>> BEGIN GIVEN INFORMATION

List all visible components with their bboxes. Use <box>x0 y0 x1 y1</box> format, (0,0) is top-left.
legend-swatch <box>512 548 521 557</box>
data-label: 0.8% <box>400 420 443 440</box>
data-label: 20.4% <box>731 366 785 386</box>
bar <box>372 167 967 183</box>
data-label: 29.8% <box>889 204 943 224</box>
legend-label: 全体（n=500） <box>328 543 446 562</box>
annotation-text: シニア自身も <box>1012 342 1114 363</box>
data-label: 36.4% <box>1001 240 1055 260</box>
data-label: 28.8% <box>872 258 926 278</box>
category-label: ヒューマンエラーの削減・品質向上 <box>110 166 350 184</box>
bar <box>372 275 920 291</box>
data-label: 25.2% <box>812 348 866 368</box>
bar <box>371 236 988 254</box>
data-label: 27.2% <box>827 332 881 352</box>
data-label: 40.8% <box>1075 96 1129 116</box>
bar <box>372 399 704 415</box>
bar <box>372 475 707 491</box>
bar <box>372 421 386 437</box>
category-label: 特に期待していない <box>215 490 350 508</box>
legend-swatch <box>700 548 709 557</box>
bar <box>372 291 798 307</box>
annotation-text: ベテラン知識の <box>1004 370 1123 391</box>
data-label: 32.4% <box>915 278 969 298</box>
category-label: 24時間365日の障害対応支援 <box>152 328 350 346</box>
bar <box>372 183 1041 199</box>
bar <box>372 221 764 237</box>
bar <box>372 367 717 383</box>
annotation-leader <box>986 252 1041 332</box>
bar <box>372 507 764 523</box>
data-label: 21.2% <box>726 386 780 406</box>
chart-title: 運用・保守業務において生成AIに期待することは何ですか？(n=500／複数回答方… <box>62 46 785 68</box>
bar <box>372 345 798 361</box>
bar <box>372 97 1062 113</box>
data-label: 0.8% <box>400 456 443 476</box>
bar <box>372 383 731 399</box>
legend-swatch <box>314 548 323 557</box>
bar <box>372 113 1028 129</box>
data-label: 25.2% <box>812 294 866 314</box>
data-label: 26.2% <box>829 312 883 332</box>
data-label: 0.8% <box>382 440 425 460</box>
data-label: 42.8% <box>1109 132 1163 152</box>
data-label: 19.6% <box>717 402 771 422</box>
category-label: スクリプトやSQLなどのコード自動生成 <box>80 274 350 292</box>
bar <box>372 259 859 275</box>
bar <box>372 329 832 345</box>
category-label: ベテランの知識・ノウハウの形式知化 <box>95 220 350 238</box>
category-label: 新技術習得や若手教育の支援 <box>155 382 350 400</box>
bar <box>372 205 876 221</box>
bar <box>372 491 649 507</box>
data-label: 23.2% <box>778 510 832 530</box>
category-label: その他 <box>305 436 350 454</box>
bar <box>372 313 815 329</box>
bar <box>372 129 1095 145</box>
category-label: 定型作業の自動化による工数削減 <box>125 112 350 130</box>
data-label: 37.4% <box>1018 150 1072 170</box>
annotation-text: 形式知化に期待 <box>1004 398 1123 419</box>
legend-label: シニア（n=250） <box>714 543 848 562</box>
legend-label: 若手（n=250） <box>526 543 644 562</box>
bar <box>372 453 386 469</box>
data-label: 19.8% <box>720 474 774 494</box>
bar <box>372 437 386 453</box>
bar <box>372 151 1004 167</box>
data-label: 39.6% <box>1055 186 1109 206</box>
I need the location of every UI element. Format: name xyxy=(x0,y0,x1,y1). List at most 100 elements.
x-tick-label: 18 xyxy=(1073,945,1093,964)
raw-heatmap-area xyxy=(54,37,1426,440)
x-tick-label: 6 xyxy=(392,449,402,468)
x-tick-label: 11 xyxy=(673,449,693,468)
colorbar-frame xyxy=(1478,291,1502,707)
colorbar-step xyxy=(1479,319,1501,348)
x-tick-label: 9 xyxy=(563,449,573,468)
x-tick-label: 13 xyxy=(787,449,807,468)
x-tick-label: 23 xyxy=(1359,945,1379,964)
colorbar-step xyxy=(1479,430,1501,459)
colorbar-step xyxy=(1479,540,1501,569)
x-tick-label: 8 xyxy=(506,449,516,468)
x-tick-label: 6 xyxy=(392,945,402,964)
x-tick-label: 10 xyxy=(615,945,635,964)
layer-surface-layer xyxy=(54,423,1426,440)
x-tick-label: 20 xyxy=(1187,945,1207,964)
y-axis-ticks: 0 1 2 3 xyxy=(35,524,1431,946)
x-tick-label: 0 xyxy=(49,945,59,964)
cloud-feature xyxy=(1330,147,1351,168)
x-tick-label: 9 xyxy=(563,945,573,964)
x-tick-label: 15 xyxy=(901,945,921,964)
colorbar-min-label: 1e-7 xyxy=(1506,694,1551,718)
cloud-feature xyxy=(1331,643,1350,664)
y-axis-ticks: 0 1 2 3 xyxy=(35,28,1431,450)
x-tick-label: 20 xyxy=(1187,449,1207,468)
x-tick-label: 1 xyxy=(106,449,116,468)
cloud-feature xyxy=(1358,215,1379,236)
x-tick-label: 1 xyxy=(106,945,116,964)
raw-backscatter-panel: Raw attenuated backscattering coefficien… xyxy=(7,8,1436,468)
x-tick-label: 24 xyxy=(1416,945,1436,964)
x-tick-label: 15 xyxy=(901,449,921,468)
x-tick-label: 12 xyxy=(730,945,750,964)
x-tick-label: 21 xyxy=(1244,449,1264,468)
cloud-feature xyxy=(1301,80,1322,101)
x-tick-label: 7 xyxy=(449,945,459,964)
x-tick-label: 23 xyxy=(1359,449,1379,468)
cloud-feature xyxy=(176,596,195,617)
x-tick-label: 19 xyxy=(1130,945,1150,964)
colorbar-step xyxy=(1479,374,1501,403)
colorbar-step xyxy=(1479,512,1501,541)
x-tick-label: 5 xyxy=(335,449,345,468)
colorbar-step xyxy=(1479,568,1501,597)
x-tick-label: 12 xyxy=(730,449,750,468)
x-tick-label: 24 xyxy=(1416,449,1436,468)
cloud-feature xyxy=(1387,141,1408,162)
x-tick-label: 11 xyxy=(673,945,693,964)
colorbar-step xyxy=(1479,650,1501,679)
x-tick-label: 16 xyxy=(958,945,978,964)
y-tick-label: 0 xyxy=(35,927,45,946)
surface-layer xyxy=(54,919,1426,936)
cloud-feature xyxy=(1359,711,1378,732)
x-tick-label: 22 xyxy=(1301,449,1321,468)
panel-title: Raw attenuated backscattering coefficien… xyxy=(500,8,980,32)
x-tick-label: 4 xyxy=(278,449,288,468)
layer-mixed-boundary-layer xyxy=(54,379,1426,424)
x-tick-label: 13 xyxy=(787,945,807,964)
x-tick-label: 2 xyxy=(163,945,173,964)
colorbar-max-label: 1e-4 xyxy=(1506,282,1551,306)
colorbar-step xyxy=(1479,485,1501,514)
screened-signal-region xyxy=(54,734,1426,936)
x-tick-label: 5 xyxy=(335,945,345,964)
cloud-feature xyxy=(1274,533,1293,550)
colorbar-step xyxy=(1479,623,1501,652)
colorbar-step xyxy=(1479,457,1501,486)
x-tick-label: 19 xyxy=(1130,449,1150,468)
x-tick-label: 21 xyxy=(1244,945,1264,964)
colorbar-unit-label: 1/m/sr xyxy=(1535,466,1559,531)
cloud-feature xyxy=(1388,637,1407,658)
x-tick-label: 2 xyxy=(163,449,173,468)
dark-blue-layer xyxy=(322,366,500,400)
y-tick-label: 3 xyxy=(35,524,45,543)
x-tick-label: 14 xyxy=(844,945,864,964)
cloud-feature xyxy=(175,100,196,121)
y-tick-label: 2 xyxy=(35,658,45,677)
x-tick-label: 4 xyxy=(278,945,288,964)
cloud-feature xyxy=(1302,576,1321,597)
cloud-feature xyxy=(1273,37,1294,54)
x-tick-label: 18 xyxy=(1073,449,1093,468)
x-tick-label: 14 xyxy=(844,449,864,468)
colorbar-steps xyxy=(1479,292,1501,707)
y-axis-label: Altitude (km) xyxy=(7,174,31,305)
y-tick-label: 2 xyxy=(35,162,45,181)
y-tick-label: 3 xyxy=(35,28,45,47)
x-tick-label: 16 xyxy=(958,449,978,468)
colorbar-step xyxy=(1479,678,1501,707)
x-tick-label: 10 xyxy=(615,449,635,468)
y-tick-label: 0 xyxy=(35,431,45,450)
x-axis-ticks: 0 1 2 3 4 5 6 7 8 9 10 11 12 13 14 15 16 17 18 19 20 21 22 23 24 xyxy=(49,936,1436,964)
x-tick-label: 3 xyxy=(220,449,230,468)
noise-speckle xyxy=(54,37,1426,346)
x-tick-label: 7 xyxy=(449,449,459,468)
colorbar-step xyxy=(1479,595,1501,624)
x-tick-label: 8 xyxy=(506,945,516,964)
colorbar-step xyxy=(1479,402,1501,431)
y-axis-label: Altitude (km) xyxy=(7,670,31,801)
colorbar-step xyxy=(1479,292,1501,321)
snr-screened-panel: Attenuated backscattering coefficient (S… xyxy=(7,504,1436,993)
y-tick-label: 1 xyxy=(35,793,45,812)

>> END GIVEN INFORMATION

- YOUR GOAL
Copy out the lines from the first line through the one containing "data-label: 36.4% <box>1001", swapping "bboxes" for "bounding boxes" and leaving everything else unchanged.

- ANSWER TO THE EXERCISE
List all visible components with their bounding boxes. Use <box>x0 y0 x1 y1</box> format, (0,0) is top-left.
legend-swatch <box>512 548 521 557</box>
data-label: 0.8% <box>400 420 443 440</box>
data-label: 20.4% <box>731 366 785 386</box>
bar <box>372 167 967 183</box>
data-label: 29.8% <box>889 204 943 224</box>
legend-label: 全体（n=500） <box>328 543 446 562</box>
annotation-text: シニア自身も <box>1012 342 1114 363</box>
data-label: 36.4% <box>1001 240 1055 260</box>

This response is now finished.